Extract each line from the entries below that has the string "title" in it.

== RAW RECORDS ==

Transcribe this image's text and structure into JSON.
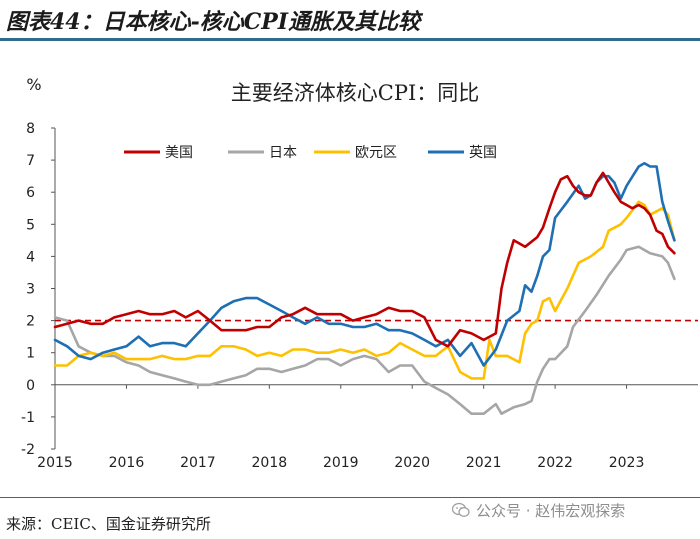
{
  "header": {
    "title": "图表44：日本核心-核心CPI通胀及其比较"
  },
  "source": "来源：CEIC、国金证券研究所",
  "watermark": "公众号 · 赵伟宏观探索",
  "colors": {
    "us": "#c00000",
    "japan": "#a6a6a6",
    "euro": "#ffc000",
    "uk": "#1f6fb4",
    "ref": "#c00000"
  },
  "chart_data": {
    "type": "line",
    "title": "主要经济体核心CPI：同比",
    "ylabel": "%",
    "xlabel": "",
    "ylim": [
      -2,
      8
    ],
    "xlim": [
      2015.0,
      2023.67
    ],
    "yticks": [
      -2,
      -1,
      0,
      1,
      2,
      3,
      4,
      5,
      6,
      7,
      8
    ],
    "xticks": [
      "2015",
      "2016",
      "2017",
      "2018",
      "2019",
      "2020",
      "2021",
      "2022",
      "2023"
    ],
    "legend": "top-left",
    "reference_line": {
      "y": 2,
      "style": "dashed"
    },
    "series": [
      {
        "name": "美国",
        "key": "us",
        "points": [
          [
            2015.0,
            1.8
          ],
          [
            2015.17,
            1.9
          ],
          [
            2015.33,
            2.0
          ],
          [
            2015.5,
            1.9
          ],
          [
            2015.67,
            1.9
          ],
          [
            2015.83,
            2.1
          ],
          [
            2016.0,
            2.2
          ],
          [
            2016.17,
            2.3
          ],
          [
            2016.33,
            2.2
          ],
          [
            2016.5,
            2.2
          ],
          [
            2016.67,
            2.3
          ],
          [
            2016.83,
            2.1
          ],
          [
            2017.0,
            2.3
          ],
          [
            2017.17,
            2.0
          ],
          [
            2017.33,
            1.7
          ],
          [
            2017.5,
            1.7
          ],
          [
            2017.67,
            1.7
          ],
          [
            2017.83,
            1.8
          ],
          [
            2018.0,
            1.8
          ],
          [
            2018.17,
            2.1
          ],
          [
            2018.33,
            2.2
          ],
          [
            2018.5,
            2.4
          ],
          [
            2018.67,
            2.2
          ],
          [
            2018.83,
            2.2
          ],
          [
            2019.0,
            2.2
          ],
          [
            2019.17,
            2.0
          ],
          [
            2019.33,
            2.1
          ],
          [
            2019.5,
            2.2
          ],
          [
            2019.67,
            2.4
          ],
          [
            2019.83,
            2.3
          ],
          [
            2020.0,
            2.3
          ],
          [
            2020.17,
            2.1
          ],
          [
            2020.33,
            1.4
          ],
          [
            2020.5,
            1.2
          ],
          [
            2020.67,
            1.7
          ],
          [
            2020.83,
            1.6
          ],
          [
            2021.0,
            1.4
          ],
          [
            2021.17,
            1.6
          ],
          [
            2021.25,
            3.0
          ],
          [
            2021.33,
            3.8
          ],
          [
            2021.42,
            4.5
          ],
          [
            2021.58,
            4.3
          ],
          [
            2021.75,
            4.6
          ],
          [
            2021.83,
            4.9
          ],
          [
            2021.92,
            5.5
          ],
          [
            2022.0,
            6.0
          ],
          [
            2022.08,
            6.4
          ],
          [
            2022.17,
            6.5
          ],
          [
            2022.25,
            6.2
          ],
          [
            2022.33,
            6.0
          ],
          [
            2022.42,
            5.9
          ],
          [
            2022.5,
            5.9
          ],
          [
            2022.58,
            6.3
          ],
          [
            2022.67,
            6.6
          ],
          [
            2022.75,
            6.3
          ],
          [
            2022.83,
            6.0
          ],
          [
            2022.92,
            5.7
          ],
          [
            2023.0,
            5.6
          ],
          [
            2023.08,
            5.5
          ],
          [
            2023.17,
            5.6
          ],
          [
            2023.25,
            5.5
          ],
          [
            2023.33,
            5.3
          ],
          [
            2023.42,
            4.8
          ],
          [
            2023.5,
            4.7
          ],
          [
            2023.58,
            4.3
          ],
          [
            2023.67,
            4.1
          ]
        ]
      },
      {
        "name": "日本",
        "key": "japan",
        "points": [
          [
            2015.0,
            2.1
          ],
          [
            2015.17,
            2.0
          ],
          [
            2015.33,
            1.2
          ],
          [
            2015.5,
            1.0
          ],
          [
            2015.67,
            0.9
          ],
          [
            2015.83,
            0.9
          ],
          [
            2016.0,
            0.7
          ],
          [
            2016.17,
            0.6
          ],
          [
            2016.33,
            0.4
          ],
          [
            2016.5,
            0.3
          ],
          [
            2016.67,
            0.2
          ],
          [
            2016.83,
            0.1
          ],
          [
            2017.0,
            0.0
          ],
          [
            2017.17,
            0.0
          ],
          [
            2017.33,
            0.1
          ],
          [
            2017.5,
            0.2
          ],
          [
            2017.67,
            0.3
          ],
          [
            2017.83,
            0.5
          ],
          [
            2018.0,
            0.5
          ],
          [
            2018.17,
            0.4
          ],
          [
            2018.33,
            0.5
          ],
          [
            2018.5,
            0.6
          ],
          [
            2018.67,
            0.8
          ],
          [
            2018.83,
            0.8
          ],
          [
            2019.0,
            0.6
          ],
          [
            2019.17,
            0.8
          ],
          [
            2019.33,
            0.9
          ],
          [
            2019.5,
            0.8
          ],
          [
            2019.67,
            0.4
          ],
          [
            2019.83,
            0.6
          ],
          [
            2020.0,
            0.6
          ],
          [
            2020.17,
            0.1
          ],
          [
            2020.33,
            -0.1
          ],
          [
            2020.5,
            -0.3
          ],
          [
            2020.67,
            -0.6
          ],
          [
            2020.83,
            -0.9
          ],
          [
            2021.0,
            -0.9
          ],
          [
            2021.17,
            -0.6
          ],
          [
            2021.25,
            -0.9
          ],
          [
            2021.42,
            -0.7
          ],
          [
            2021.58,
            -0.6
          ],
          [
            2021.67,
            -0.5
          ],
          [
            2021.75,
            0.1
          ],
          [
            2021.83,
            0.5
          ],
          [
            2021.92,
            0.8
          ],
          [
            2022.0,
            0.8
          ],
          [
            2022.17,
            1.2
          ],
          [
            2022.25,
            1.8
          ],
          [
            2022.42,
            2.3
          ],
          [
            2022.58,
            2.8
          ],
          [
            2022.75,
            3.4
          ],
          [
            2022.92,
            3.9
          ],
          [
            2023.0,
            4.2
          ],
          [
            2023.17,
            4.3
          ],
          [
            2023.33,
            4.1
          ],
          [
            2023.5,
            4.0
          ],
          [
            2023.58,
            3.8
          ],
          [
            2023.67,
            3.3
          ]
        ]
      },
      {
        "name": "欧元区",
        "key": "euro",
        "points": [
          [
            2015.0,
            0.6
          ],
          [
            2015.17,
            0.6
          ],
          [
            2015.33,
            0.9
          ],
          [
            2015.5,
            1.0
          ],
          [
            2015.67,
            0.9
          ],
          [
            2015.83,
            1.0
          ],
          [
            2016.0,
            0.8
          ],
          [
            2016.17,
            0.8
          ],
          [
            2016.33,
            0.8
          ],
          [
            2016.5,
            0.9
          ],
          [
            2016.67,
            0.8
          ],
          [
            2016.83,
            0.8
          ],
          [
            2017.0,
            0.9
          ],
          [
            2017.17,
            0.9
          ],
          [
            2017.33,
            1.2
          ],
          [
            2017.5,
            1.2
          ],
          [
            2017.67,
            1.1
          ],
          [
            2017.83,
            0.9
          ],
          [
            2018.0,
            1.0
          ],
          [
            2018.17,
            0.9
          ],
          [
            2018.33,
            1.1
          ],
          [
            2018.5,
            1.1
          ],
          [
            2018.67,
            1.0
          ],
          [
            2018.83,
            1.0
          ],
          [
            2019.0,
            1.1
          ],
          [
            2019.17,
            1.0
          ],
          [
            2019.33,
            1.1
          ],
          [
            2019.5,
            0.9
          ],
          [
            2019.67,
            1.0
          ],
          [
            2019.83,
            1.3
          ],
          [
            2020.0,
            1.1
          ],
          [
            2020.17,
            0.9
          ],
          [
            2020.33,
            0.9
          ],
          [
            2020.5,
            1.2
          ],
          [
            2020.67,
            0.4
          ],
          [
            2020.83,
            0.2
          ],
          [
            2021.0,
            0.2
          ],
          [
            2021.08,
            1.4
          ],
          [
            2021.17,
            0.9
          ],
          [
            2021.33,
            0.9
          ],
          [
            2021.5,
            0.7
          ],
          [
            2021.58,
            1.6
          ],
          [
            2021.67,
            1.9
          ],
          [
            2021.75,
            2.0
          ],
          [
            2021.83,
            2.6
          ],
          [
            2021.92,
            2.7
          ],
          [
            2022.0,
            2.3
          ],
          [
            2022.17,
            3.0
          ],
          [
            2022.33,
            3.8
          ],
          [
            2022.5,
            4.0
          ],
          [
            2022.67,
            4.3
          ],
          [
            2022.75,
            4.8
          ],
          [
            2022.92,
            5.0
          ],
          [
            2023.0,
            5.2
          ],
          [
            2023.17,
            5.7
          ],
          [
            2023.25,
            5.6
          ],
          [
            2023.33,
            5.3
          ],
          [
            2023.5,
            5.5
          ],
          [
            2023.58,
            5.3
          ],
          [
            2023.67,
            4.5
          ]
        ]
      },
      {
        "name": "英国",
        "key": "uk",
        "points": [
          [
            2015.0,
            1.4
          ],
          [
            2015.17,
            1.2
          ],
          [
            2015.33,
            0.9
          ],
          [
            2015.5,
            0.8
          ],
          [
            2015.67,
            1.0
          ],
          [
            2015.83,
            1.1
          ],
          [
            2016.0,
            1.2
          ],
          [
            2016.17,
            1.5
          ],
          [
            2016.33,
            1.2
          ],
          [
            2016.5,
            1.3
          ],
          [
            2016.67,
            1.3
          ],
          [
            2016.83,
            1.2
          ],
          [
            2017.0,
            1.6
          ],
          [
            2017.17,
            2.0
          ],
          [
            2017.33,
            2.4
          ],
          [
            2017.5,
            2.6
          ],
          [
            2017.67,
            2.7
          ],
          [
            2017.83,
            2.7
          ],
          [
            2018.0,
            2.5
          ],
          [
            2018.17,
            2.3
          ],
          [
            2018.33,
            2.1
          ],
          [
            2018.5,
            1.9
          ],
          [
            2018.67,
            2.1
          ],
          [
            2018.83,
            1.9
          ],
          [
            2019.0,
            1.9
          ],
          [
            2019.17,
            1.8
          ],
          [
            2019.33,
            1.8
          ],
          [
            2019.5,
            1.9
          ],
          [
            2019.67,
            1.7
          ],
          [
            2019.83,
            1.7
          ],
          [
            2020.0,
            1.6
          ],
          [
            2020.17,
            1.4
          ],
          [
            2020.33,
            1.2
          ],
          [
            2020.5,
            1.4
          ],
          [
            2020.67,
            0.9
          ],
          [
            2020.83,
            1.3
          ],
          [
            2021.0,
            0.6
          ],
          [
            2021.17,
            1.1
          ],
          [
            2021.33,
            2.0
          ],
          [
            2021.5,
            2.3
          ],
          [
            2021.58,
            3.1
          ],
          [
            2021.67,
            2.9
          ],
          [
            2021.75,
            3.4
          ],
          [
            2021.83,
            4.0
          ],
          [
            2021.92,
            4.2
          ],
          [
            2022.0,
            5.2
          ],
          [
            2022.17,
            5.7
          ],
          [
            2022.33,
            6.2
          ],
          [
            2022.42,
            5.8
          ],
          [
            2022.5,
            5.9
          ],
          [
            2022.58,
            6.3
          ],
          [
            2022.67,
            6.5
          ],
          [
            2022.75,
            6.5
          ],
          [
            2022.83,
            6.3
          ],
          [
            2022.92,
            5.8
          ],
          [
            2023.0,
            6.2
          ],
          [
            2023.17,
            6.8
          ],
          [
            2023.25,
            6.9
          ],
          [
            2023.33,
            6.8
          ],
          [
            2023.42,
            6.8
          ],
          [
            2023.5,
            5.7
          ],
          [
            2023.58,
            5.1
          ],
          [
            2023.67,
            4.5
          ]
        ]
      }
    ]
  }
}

===

#### [EXPECTED OUTPUT]
    "title": "图表44：日本核心-核心CPI通胀及其比较"
    "title": "主要经济体核心CPI：同比",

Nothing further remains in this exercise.